## TASK BRIEF
Please write out the complete listing that follows, exactly as it reads.
....
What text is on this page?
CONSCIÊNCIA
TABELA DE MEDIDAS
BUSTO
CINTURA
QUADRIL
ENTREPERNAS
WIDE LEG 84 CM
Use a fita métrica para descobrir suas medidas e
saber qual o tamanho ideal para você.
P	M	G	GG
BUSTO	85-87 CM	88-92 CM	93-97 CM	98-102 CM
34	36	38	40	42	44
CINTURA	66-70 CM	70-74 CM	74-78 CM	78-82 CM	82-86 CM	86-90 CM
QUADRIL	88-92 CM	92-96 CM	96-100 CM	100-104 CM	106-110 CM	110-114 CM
....
## SOLVED PROBLEM
What text is on this page?
CONSCIÊNCIA
TABELA DE MEDIDAS
BUSTO
CINTURA
QUADRIL
ENTREPERNAS
WIDE LEG 84 CM
Use a fita métrica para descobrir suas medidas e
saber qual o tamanho ideal para você.
P	M	G	GG
BUSTO	85-87 CM	88-92 CM	93-97 CM	98-102 CM
34	36	38	40	42	44
CINTURA	66-70 CM	70-74 CM	74-78 CM	78-82 CM	82-86 CM	86-90 CM
QUADRIL	88-92 CM	92-96 CM	96-100 CM	100-104 CM	106-110 CM	110-114 CM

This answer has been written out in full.